Given request: Retype the listing that follows, exactly as written.

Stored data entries
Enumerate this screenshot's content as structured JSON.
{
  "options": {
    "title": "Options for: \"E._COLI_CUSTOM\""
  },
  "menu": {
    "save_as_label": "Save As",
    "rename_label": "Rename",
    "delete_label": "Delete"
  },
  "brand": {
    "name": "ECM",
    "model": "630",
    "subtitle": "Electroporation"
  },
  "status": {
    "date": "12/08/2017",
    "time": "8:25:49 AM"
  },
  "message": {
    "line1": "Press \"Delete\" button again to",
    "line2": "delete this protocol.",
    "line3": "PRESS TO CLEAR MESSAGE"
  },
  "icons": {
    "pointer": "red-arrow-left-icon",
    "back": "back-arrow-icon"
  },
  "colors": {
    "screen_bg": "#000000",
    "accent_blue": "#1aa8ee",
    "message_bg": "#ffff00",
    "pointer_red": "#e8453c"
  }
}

Answer:
Enumerate this screenshot's content as structured JSON.
{
  "options": {
    "title": "Options for: \"E._COLI_CUSTOM\""
  },
  "menu": {
    "save_as_label": "Save As",
    "rename_label": "Rename",
    "delete_label": "Delete"
  },
  "brand": {
    "name": "ECM",
    "model": "630",
    "subtitle": "Electroporation"
  },
  "status": {
    "date": "12/08/2017",
    "time": "8:25:49 AM"
  },
  "message": {
    "line1": "Press \"Delete\" button again to",
    "line2": "delete this protocol.",
    "line3": "PRESS TO CLEAR MESSAGE"
  },
  "icons": {
    "pointer": "red-arrow-left-icon",
    "back": "back-arrow-icon"
  },
  "colors": {
    "screen_bg": "#000000",
    "accent_blue": "#1aa8ee",
    "message_bg": "#ffff00",
    "pointer_red": "#e8453c"
  }
}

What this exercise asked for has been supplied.